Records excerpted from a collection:
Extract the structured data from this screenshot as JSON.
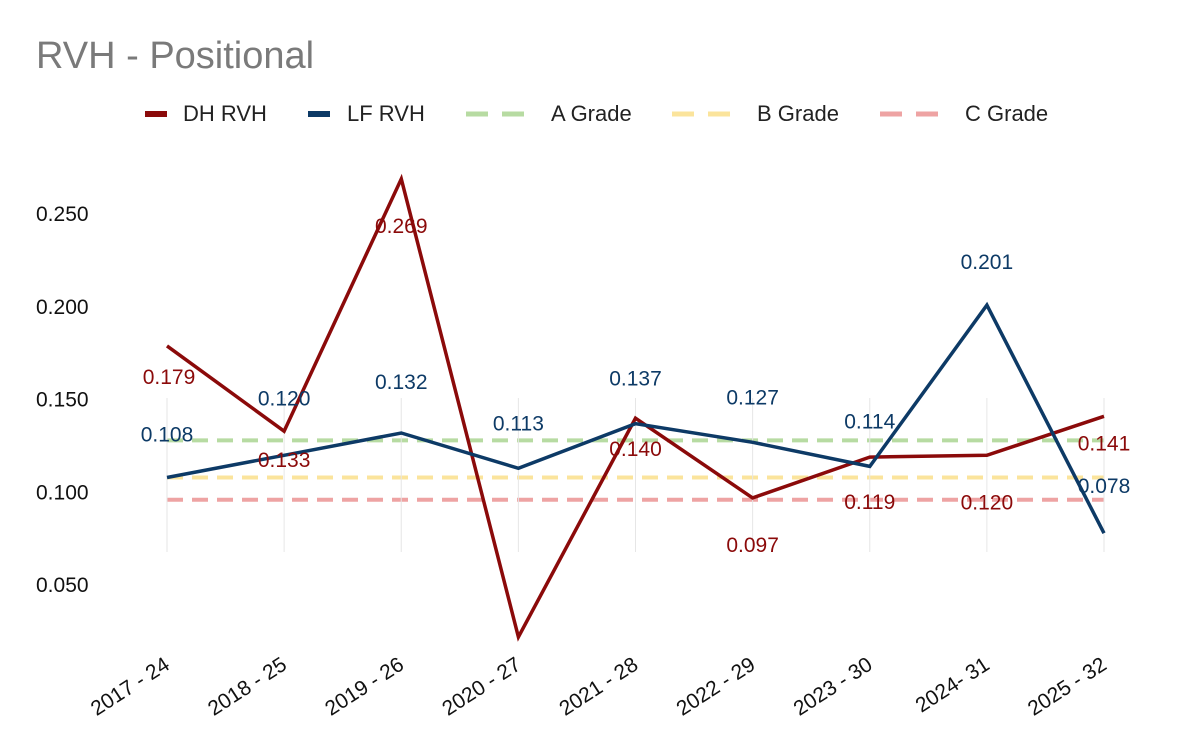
{
  "chart_data": {
    "type": "line",
    "title": "RVH - Positional",
    "xlabel": "",
    "ylabel": "",
    "categories": [
      "2017 - 24",
      "2018 - 25",
      "2019 - 26",
      "2020 - 27",
      "2021 - 28",
      "2022 - 29",
      "2023 - 30",
      "2024- 31",
      "2025 - 32"
    ],
    "ylim": [
      0.015,
      0.29
    ],
    "yticks": [
      0.05,
      0.1,
      0.15,
      0.2,
      0.25
    ],
    "ytick_labels": [
      "0.050",
      "0.100",
      "0.150",
      "0.200",
      "0.250"
    ],
    "series": [
      {
        "name": "DH RVH",
        "color": "#8b0a0a",
        "values": [
          0.179,
          0.133,
          0.269,
          0.022,
          0.14,
          0.097,
          0.119,
          0.12,
          0.141
        ],
        "labels": [
          "0.179",
          "0.133",
          "0.269",
          "",
          "0.140",
          "0.097",
          "0.119",
          "0.120",
          "0.141"
        ]
      },
      {
        "name": "LF RVH",
        "color": "#0d3a66",
        "values": [
          0.108,
          0.12,
          0.132,
          0.113,
          0.137,
          0.127,
          0.114,
          0.201,
          0.078
        ],
        "labels": [
          "0.108",
          "0.120",
          "0.132",
          "0.113",
          "0.137",
          "0.127",
          "0.114",
          "0.201",
          "0.078"
        ]
      }
    ],
    "reference_lines": [
      {
        "name": "A Grade",
        "value": 0.128,
        "color": "#b7dba2"
      },
      {
        "name": "B Grade",
        "value": 0.108,
        "color": "#fbe49c"
      },
      {
        "name": "C Grade",
        "value": 0.096,
        "color": "#eea3a3"
      }
    ],
    "legend": [
      "DH RVH",
      "LF RVH",
      "A Grade",
      "B Grade",
      "C Grade"
    ],
    "legend_position": "top",
    "grid": false
  }
}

Set problem:
Write out all the entries again, word for word, and print no images.

Solution for this task:
Extract the structured data from this screenshot as JSON.
{
  "chart_data": {
    "type": "line",
    "title": "RVH - Positional",
    "xlabel": "",
    "ylabel": "",
    "categories": [
      "2017 - 24",
      "2018 - 25",
      "2019 - 26",
      "2020 - 27",
      "2021 - 28",
      "2022 - 29",
      "2023 - 30",
      "2024- 31",
      "2025 - 32"
    ],
    "ylim": [
      0.015,
      0.29
    ],
    "yticks": [
      0.05,
      0.1,
      0.15,
      0.2,
      0.25
    ],
    "ytick_labels": [
      "0.050",
      "0.100",
      "0.150",
      "0.200",
      "0.250"
    ],
    "series": [
      {
        "name": "DH RVH",
        "color": "#8b0a0a",
        "values": [
          0.179,
          0.133,
          0.269,
          0.022,
          0.14,
          0.097,
          0.119,
          0.12,
          0.141
        ],
        "labels": [
          "0.179",
          "0.133",
          "0.269",
          "",
          "0.140",
          "0.097",
          "0.119",
          "0.120",
          "0.141"
        ]
      },
      {
        "name": "LF RVH",
        "color": "#0d3a66",
        "values": [
          0.108,
          0.12,
          0.132,
          0.113,
          0.137,
          0.127,
          0.114,
          0.201,
          0.078
        ],
        "labels": [
          "0.108",
          "0.120",
          "0.132",
          "0.113",
          "0.137",
          "0.127",
          "0.114",
          "0.201",
          "0.078"
        ]
      }
    ],
    "reference_lines": [
      {
        "name": "A Grade",
        "value": 0.128,
        "color": "#b7dba2"
      },
      {
        "name": "B Grade",
        "value": 0.108,
        "color": "#fbe49c"
      },
      {
        "name": "C Grade",
        "value": 0.096,
        "color": "#eea3a3"
      }
    ],
    "legend": [
      "DH RVH",
      "LF RVH",
      "A Grade",
      "B Grade",
      "C Grade"
    ],
    "legend_position": "top",
    "grid": false
  }
}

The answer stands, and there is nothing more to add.